▶ To do
Gather each line of the entries below that includes "syllable".

▶ Provided information
####################

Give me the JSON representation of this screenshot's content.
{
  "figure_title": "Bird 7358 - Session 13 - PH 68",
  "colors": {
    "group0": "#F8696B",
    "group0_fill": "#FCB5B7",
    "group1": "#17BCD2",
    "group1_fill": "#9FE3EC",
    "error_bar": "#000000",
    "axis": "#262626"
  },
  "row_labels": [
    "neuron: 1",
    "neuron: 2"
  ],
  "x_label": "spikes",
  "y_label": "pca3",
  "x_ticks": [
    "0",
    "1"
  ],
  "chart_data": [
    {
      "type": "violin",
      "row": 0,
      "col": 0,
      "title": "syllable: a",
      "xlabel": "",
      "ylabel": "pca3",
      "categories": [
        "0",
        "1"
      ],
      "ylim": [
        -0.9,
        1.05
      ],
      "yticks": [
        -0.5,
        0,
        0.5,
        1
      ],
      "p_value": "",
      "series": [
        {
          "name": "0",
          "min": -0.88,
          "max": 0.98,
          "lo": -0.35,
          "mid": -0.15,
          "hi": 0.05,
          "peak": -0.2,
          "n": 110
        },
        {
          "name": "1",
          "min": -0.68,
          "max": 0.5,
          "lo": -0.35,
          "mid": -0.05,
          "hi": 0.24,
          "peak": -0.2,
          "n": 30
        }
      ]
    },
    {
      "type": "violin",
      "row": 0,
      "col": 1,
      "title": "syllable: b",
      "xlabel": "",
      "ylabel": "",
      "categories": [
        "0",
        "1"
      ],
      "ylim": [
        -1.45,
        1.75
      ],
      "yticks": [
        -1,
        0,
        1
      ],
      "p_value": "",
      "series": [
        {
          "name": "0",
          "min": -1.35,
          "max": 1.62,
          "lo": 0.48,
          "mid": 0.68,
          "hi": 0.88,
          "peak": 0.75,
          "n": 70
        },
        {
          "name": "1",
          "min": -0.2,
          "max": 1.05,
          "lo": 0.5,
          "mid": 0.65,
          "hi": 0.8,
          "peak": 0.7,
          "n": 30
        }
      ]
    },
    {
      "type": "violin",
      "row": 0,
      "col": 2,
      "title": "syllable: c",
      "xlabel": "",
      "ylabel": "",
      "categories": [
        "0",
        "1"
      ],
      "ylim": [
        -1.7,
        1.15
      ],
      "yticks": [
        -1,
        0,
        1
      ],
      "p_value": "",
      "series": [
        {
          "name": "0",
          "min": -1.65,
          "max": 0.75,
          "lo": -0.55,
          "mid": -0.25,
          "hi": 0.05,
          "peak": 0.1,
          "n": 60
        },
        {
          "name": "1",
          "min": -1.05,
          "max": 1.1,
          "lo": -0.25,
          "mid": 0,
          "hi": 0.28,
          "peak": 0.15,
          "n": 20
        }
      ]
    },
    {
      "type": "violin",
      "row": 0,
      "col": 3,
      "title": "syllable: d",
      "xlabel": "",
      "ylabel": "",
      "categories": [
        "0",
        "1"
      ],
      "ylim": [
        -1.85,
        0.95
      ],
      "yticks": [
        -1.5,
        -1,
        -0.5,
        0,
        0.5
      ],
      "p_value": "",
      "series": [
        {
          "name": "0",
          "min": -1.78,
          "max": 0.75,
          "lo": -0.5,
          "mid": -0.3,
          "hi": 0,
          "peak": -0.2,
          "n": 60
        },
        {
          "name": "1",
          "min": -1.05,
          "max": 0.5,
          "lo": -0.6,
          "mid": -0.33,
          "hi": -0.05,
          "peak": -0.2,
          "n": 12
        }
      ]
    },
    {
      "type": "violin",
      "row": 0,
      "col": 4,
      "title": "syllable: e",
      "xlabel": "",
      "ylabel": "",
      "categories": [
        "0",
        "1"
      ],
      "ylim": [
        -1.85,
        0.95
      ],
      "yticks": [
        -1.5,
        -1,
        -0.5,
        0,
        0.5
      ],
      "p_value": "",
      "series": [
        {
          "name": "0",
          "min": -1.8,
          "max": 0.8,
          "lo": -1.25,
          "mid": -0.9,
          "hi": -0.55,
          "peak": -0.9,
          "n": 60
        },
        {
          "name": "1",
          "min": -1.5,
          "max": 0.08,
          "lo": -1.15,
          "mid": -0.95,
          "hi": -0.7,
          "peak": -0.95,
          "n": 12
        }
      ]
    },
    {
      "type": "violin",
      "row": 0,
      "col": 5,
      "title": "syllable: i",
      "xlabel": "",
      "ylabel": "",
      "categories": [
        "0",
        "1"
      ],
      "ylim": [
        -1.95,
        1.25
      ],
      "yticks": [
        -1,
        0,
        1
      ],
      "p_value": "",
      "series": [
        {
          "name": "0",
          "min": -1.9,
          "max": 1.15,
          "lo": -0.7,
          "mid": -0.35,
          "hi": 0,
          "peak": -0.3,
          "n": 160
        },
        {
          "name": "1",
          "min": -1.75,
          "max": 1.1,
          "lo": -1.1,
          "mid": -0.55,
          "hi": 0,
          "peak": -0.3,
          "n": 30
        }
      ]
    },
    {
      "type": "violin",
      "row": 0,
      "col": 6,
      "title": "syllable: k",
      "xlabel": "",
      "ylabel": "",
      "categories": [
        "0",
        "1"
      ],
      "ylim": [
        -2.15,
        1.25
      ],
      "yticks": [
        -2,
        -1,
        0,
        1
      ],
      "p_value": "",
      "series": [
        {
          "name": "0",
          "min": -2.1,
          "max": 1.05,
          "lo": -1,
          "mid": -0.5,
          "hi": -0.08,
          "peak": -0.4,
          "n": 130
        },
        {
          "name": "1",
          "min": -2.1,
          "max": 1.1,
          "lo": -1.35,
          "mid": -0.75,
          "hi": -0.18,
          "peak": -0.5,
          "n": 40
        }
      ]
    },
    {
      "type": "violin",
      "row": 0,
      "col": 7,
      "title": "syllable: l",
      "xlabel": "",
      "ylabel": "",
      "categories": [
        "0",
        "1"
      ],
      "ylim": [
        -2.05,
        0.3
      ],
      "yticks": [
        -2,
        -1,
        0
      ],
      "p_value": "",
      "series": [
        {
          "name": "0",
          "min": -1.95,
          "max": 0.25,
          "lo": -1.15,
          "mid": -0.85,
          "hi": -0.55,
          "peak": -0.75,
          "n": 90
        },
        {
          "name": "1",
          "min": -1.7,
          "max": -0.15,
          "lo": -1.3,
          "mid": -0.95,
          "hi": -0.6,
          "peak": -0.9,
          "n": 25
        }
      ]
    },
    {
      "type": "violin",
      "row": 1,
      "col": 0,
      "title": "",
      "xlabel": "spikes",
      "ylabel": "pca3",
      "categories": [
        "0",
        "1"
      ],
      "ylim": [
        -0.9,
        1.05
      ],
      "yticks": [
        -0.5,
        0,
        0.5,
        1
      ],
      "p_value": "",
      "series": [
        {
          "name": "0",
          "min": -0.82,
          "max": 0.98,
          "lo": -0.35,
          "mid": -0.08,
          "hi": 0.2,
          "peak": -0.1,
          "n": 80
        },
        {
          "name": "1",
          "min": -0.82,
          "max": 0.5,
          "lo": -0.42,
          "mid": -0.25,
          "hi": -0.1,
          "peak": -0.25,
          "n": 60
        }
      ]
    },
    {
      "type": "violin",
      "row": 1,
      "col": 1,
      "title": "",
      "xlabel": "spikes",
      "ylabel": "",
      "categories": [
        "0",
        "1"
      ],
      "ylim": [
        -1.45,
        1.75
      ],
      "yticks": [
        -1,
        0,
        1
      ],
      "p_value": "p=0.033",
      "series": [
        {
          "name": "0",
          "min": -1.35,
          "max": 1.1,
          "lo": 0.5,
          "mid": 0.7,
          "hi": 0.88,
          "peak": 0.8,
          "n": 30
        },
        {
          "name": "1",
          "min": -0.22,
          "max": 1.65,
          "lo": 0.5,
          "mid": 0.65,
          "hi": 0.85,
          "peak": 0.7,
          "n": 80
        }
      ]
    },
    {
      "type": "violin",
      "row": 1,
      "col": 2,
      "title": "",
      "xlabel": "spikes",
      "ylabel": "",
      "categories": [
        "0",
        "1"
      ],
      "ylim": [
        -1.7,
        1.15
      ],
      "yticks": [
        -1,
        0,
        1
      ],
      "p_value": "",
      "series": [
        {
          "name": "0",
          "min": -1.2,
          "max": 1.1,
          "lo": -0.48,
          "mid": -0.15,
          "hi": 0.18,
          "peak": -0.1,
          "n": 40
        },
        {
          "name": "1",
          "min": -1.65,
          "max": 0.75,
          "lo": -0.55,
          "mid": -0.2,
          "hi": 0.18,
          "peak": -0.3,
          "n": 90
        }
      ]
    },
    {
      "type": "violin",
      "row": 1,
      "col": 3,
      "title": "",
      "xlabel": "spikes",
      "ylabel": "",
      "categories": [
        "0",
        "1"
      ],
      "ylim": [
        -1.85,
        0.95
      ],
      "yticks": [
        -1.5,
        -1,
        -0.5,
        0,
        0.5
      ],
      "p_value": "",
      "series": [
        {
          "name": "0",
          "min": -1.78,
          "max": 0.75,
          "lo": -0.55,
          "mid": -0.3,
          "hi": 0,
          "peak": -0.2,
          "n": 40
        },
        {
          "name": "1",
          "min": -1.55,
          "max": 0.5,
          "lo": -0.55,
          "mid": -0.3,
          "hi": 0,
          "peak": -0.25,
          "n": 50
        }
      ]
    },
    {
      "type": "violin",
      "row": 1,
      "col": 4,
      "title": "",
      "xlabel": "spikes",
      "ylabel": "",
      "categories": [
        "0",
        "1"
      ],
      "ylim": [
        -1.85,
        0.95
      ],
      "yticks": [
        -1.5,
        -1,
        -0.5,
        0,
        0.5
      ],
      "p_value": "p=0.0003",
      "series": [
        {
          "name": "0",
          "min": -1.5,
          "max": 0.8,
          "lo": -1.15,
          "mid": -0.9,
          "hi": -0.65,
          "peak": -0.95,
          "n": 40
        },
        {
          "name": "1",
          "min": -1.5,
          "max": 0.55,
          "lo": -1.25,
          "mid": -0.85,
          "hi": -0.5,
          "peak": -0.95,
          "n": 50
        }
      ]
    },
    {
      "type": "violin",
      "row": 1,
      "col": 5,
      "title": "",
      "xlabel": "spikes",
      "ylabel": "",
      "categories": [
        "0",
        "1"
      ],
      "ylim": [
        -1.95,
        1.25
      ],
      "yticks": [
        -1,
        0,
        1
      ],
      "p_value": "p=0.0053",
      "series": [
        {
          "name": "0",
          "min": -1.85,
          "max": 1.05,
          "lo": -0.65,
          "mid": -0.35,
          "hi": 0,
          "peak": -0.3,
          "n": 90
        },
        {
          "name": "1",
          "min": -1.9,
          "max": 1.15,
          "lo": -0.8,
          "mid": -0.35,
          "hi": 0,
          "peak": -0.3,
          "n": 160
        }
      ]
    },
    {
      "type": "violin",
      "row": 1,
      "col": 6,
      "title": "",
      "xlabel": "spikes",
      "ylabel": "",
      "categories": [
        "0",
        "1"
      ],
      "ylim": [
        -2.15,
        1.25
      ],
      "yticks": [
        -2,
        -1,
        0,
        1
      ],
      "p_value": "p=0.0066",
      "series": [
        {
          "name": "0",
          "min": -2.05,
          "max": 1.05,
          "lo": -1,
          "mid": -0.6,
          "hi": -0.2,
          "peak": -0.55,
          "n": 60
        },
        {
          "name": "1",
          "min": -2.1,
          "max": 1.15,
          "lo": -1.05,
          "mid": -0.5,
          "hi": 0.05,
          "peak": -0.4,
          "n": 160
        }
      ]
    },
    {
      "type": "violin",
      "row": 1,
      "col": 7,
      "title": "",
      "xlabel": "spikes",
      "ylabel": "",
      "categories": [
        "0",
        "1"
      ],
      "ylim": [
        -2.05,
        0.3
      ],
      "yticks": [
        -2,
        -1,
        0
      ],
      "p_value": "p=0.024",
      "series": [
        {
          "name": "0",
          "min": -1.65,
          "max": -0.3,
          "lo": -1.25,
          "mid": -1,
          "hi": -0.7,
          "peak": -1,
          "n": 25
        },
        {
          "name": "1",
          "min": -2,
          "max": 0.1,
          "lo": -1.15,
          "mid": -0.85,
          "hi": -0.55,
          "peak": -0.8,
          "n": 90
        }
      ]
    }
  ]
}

####################

▶ Full answer
      "title": "syllable: a",
      "title": "syllable: b",
      "title": "syllable: c",
      "title": "syllable: d",
      "title": "syllable: e",
      "title": "syllable: i",
      "title": "syllable: k",
      "title": "syllable: l",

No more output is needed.